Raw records

▬▬▬▬▬▬▬▬▬▬

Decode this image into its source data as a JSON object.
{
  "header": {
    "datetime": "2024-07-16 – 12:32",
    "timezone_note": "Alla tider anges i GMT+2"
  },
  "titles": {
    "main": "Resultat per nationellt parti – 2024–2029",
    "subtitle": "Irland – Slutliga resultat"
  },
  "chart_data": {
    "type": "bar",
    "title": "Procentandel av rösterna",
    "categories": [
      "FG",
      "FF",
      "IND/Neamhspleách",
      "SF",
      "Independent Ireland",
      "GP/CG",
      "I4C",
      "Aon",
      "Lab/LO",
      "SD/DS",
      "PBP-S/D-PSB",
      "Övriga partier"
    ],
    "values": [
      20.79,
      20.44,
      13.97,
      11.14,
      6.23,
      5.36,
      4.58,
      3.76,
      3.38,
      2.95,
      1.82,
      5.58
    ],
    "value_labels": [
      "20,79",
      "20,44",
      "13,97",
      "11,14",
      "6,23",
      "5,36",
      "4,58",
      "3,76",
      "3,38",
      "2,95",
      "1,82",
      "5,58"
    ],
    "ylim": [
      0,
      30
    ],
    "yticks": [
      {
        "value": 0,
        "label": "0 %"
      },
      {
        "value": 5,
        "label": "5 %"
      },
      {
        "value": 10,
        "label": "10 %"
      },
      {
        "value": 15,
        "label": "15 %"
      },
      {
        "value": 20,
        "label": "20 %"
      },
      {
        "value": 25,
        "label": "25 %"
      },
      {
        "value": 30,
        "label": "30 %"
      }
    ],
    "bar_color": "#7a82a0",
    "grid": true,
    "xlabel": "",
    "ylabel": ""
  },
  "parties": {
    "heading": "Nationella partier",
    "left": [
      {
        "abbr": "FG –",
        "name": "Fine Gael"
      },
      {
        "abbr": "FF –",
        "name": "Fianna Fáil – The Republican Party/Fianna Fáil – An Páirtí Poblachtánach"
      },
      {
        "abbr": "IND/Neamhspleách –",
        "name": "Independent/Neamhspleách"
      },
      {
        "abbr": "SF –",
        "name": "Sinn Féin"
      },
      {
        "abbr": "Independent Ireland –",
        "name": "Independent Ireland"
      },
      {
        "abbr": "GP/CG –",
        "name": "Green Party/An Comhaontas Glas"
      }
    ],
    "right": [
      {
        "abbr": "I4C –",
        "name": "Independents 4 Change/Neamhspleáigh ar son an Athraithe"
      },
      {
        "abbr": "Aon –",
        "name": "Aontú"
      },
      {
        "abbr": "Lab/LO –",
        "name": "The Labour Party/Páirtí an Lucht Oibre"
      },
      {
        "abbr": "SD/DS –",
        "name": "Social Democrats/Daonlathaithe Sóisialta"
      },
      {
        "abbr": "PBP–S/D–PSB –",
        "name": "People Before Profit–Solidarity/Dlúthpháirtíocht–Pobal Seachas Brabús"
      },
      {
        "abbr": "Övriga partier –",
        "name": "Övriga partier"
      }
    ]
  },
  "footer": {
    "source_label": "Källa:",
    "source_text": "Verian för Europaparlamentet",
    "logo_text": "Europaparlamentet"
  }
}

▬▬▬▬▬▬▬▬▬▬

> _PROMPT_
Recopy the entries above exactly, with every line included.

> _COMPLETE OUTPUT_
Decode this image into its source data as a JSON object.
{
  "header": {
    "datetime": "2024-07-16 – 12:32",
    "timezone_note": "Alla tider anges i GMT+2"
  },
  "titles": {
    "main": "Resultat per nationellt parti – 2024–2029",
    "subtitle": "Irland – Slutliga resultat"
  },
  "chart_data": {
    "type": "bar",
    "title": "Procentandel av rösterna",
    "categories": [
      "FG",
      "FF",
      "IND/Neamhspleách",
      "SF",
      "Independent Ireland",
      "GP/CG",
      "I4C",
      "Aon",
      "Lab/LO",
      "SD/DS",
      "PBP-S/D-PSB",
      "Övriga partier"
    ],
    "values": [
      20.79,
      20.44,
      13.97,
      11.14,
      6.23,
      5.36,
      4.58,
      3.76,
      3.38,
      2.95,
      1.82,
      5.58
    ],
    "value_labels": [
      "20,79",
      "20,44",
      "13,97",
      "11,14",
      "6,23",
      "5,36",
      "4,58",
      "3,76",
      "3,38",
      "2,95",
      "1,82",
      "5,58"
    ],
    "ylim": [
      0,
      30
    ],
    "yticks": [
      {
        "value": 0,
        "label": "0 %"
      },
      {
        "value": 5,
        "label": "5 %"
      },
      {
        "value": 10,
        "label": "10 %"
      },
      {
        "value": 15,
        "label": "15 %"
      },
      {
        "value": 20,
        "label": "20 %"
      },
      {
        "value": 25,
        "label": "25 %"
      },
      {
        "value": 30,
        "label": "30 %"
      }
    ],
    "bar_color": "#7a82a0",
    "grid": true,
    "xlabel": "",
    "ylabel": ""
  },
  "parties": {
    "heading": "Nationella partier",
    "left": [
      {
        "abbr": "FG –",
        "name": "Fine Gael"
      },
      {
        "abbr": "FF –",
        "name": "Fianna Fáil – The Republican Party/Fianna Fáil – An Páirtí Poblachtánach"
      },
      {
        "abbr": "IND/Neamhspleách –",
        "name": "Independent/Neamhspleách"
      },
      {
        "abbr": "SF –",
        "name": "Sinn Féin"
      },
      {
        "abbr": "Independent Ireland –",
        "name": "Independent Ireland"
      },
      {
        "abbr": "GP/CG –",
        "name": "Green Party/An Comhaontas Glas"
      }
    ],
    "right": [
      {
        "abbr": "I4C –",
        "name": "Independents 4 Change/Neamhspleáigh ar son an Athraithe"
      },
      {
        "abbr": "Aon –",
        "name": "Aontú"
      },
      {
        "abbr": "Lab/LO –",
        "name": "The Labour Party/Páirtí an Lucht Oibre"
      },
      {
        "abbr": "SD/DS –",
        "name": "Social Democrats/Daonlathaithe Sóisialta"
      },
      {
        "abbr": "PBP–S/D–PSB –",
        "name": "People Before Profit–Solidarity/Dlúthpháirtíocht–Pobal Seachas Brabús"
      },
      {
        "abbr": "Övriga partier –",
        "name": "Övriga partier"
      }
    ]
  },
  "footer": {
    "source_label": "Källa:",
    "source_text": "Verian för Europaparlamentet",
    "logo_text": "Europaparlamentet"
  }
}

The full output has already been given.